(Exercise details):
In full and without deviation, write out the entries that follow.

(Record extracts):

........

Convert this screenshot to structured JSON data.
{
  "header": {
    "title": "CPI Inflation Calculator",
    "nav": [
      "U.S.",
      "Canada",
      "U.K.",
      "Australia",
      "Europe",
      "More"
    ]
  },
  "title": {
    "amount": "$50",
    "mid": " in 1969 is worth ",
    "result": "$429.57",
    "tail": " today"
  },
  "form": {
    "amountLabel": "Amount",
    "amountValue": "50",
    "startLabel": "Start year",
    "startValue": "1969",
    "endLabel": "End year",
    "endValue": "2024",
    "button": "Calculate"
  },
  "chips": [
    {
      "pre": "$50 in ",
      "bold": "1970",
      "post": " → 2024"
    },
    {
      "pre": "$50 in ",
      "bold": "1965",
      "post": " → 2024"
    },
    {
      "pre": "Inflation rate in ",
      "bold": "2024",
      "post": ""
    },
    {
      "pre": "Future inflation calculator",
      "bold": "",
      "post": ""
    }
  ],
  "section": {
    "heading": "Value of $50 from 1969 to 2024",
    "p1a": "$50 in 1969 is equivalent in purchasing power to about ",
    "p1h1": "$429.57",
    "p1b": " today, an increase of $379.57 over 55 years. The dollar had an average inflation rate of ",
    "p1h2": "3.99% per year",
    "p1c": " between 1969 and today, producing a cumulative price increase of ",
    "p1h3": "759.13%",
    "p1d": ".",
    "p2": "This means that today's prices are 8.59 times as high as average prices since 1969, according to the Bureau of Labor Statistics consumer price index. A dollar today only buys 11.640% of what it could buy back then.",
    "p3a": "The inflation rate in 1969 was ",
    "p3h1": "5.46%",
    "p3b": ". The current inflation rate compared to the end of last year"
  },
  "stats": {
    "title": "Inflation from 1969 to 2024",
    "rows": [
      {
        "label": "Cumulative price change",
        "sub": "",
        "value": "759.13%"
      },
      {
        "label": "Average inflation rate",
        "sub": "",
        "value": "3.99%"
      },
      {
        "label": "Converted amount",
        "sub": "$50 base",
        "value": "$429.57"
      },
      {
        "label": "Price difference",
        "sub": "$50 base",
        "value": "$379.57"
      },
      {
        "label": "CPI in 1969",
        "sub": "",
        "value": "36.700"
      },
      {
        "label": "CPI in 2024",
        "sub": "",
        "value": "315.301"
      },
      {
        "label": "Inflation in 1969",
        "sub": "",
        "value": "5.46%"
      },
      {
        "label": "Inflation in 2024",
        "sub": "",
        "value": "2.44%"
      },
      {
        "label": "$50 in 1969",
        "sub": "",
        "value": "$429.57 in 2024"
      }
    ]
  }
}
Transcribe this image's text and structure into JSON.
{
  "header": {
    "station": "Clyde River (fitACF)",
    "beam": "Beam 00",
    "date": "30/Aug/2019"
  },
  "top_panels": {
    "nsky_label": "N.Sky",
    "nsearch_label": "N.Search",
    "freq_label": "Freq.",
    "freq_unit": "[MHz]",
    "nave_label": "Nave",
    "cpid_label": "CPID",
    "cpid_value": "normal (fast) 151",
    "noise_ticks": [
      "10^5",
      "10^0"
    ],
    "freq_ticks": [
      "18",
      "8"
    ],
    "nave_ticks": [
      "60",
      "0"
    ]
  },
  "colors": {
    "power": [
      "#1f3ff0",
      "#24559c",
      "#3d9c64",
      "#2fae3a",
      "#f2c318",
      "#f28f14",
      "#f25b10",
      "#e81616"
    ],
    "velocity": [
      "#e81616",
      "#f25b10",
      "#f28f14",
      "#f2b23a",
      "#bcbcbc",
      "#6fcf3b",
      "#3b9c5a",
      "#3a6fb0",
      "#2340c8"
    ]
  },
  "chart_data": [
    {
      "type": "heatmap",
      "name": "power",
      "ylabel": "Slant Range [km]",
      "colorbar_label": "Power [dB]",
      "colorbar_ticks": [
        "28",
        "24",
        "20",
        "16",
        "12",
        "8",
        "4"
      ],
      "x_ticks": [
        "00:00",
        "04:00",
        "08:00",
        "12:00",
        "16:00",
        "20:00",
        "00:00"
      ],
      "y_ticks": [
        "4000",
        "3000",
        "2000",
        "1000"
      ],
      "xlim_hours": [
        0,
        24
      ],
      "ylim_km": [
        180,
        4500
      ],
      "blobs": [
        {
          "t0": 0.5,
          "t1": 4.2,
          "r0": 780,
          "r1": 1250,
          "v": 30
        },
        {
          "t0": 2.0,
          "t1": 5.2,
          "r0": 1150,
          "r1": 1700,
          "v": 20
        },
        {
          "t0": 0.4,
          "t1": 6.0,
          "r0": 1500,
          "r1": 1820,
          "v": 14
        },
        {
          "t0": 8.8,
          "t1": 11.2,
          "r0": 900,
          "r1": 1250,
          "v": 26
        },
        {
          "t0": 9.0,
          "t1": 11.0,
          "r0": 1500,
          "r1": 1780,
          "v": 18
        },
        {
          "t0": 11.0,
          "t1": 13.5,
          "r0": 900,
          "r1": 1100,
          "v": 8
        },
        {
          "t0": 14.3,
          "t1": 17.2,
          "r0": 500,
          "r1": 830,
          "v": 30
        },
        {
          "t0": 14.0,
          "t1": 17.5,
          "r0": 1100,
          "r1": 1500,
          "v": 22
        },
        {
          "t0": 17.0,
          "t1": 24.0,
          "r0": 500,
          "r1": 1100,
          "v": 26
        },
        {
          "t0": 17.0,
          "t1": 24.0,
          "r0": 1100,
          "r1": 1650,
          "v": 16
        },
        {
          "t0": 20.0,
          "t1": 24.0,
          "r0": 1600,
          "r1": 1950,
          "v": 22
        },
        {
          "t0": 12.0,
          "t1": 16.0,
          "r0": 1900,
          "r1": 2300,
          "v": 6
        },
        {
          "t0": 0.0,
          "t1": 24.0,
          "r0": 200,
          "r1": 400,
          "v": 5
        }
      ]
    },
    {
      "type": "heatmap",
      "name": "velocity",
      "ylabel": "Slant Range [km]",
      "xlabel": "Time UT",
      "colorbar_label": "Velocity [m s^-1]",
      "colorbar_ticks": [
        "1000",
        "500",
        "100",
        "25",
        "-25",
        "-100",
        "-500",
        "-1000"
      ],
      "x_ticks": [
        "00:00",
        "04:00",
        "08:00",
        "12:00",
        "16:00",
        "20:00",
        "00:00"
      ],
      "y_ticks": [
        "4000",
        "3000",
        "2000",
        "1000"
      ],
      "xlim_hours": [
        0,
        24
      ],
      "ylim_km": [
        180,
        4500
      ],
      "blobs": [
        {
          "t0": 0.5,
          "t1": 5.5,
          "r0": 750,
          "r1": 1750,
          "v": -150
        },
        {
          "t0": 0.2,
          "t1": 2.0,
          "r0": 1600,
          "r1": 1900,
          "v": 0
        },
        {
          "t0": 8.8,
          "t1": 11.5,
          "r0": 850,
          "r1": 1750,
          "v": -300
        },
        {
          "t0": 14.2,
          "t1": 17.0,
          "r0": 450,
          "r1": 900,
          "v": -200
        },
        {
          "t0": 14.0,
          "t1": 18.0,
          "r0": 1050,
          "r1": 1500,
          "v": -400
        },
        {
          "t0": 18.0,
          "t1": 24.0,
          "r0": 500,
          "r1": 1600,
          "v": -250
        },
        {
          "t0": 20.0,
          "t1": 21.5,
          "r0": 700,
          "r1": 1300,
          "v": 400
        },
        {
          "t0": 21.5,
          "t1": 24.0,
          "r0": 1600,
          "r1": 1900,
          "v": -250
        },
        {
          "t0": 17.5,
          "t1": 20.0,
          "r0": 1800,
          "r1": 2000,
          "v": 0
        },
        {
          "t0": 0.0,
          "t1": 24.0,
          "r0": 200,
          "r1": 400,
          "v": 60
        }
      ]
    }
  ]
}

........

(Written reply):
Convert this screenshot to structured JSON data.
{
  "header": {
    "title": "CPI Inflation Calculator",
    "nav": [
      "U.S.",
      "Canada",
      "U.K.",
      "Australia",
      "Europe",
      "More"
    ]
  },
  "title": {
    "amount": "$50",
    "mid": " in 1969 is worth ",
    "result": "$429.57",
    "tail": " today"
  },
  "form": {
    "amountLabel": "Amount",
    "amountValue": "50",
    "startLabel": "Start year",
    "startValue": "1969",
    "endLabel": "End year",
    "endValue": "2024",
    "button": "Calculate"
  },
  "chips": [
    {
      "pre": "$50 in ",
      "bold": "1970",
      "post": " → 2024"
    },
    {
      "pre": "$50 in ",
      "bold": "1965",
      "post": " → 2024"
    },
    {
      "pre": "Inflation rate in ",
      "bold": "2024",
      "post": ""
    },
    {
      "pre": "Future inflation calculator",
      "bold": "",
      "post": ""
    }
  ],
  "section": {
    "heading": "Value of $50 from 1969 to 2024",
    "p1a": "$50 in 1969 is equivalent in purchasing power to about ",
    "p1h1": "$429.57",
    "p1b": " today, an increase of $379.57 over 55 years. The dollar had an average inflation rate of ",
    "p1h2": "3.99% per year",
    "p1c": " between 1969 and today, producing a cumulative price increase of ",
    "p1h3": "759.13%",
    "p1d": ".",
    "p2": "This means that today's prices are 8.59 times as high as average prices since 1969, according to the Bureau of Labor Statistics consumer price index. A dollar today only buys 11.640% of what it could buy back then.",
    "p3a": "The inflation rate in 1969 was ",
    "p3h1": "5.46%",
    "p3b": ". The current inflation rate compared to the end of last year"
  },
  "stats": {
    "title": "Inflation from 1969 to 2024",
    "rows": [
      {
        "label": "Cumulative price change",
        "sub": "",
        "value": "759.13%"
      },
      {
        "label": "Average inflation rate",
        "sub": "",
        "value": "3.99%"
      },
      {
        "label": "Converted amount",
        "sub": "$50 base",
        "value": "$429.57"
      },
      {
        "label": "Price difference",
        "sub": "$50 base",
        "value": "$379.57"
      },
      {
        "label": "CPI in 1969",
        "sub": "",
        "value": "36.700"
      },
      {
        "label": "CPI in 2024",
        "sub": "",
        "value": "315.301"
      },
      {
        "label": "Inflation in 1969",
        "sub": "",
        "value": "5.46%"
      },
      {
        "label": "Inflation in 2024",
        "sub": "",
        "value": "2.44%"
      },
      {
        "label": "$50 in 1969",
        "sub": "",
        "value": "$429.57 in 2024"
      }
    ]
  }
}
Transcribe this image's text and structure into JSON.
{
  "header": {
    "station": "Clyde River (fitACF)",
    "beam": "Beam 00",
    "date": "30/Aug/2019"
  },
  "top_panels": {
    "nsky_label": "N.Sky",
    "nsearch_label": "N.Search",
    "freq_label": "Freq.",
    "freq_unit": "[MHz]",
    "nave_label": "Nave",
    "cpid_label": "CPID",
    "cpid_value": "normal (fast) 151",
    "noise_ticks": [
      "10^5",
      "10^0"
    ],
    "freq_ticks": [
      "18",
      "8"
    ],
    "nave_ticks": [
      "60",
      "0"
    ]
  },
  "colors": {
    "power": [
      "#1f3ff0",
      "#24559c",
      "#3d9c64",
      "#2fae3a",
      "#f2c318",
      "#f28f14",
      "#f25b10",
      "#e81616"
    ],
    "velocity": [
      "#e81616",
      "#f25b10",
      "#f28f14",
      "#f2b23a",
      "#bcbcbc",
      "#6fcf3b",
      "#3b9c5a",
      "#3a6fb0",
      "#2340c8"
    ]
  },
  "chart_data": [
    {
      "type": "heatmap",
      "name": "power",
      "ylabel": "Slant Range [km]",
      "colorbar_label": "Power [dB]",
      "colorbar_ticks": [
        "28",
        "24",
        "20",
        "16",
        "12",
        "8",
        "4"
      ],
      "x_ticks": [
        "00:00",
        "04:00",
        "08:00",
        "12:00",
        "16:00",
        "20:00",
        "00:00"
      ],
      "y_ticks": [
        "4000",
        "3000",
        "2000",
        "1000"
      ],
      "xlim_hours": [
        0,
        24
      ],
      "ylim_km": [
        180,
        4500
      ],
      "blobs": [
        {
          "t0": 0.5,
          "t1": 4.2,
          "r0": 780,
          "r1": 1250,
          "v": 30
        },
        {
          "t0": 2.0,
          "t1": 5.2,
          "r0": 1150,
          "r1": 1700,
          "v": 20
        },
        {
          "t0": 0.4,
          "t1": 6.0,
          "r0": 1500,
          "r1": 1820,
          "v": 14
        },
        {
          "t0": 8.8,
          "t1": 11.2,
          "r0": 900,
          "r1": 1250,
          "v": 26
        },
        {
          "t0": 9.0,
          "t1": 11.0,
          "r0": 1500,
          "r1": 1780,
          "v": 18
        },
        {
          "t0": 11.0,
          "t1": 13.5,
          "r0": 900,
          "r1": 1100,
          "v": 8
        },
        {
          "t0": 14.3,
          "t1": 17.2,
          "r0": 500,
          "r1": 830,
          "v": 30
        },
        {
          "t0": 14.0,
          "t1": 17.5,
          "r0": 1100,
          "r1": 1500,
          "v": 22
        },
        {
          "t0": 17.0,
          "t1": 24.0,
          "r0": 500,
          "r1": 1100,
          "v": 26
        },
        {
          "t0": 17.0,
          "t1": 24.0,
          "r0": 1100,
          "r1": 1650,
          "v": 16
        },
        {
          "t0": 20.0,
          "t1": 24.0,
          "r0": 1600,
          "r1": 1950,
          "v": 22
        },
        {
          "t0": 12.0,
          "t1": 16.0,
          "r0": 1900,
          "r1": 2300,
          "v": 6
        },
        {
          "t0": 0.0,
          "t1": 24.0,
          "r0": 200,
          "r1": 400,
          "v": 5
        }
      ]
    },
    {
      "type": "heatmap",
      "name": "velocity",
      "ylabel": "Slant Range [km]",
      "xlabel": "Time UT",
      "colorbar_label": "Velocity [m s^-1]",
      "colorbar_ticks": [
        "1000",
        "500",
        "100",
        "25",
        "-25",
        "-100",
        "-500",
        "-1000"
      ],
      "x_ticks": [
        "00:00",
        "04:00",
        "08:00",
        "12:00",
        "16:00",
        "20:00",
        "00:00"
      ],
      "y_ticks": [
        "4000",
        "3000",
        "2000",
        "1000"
      ],
      "xlim_hours": [
        0,
        24
      ],
      "ylim_km": [
        180,
        4500
      ],
      "blobs": [
        {
          "t0": 0.5,
          "t1": 5.5,
          "r0": 750,
          "r1": 1750,
          "v": -150
        },
        {
          "t0": 0.2,
          "t1": 2.0,
          "r0": 1600,
          "r1": 1900,
          "v": 0
        },
        {
          "t0": 8.8,
          "t1": 11.5,
          "r0": 850,
          "r1": 1750,
          "v": -300
        },
        {
          "t0": 14.2,
          "t1": 17.0,
          "r0": 450,
          "r1": 900,
          "v": -200
        },
        {
          "t0": 14.0,
          "t1": 18.0,
          "r0": 1050,
          "r1": 1500,
          "v": -400
        },
        {
          "t0": 18.0,
          "t1": 24.0,
          "r0": 500,
          "r1": 1600,
          "v": -250
        },
        {
          "t0": 20.0,
          "t1": 21.5,
          "r0": 700,
          "r1": 1300,
          "v": 400
        },
        {
          "t0": 21.5,
          "t1": 24.0,
          "r0": 1600,
          "r1": 1900,
          "v": -250
        },
        {
          "t0": 17.5,
          "t1": 20.0,
          "r0": 1800,
          "r1": 2000,
          "v": 0
        },
        {
          "t0": 0.0,
          "t1": 24.0,
          "r0": 200,
          "r1": 400,
          "v": 60
        }
      ]
    }
  ]
}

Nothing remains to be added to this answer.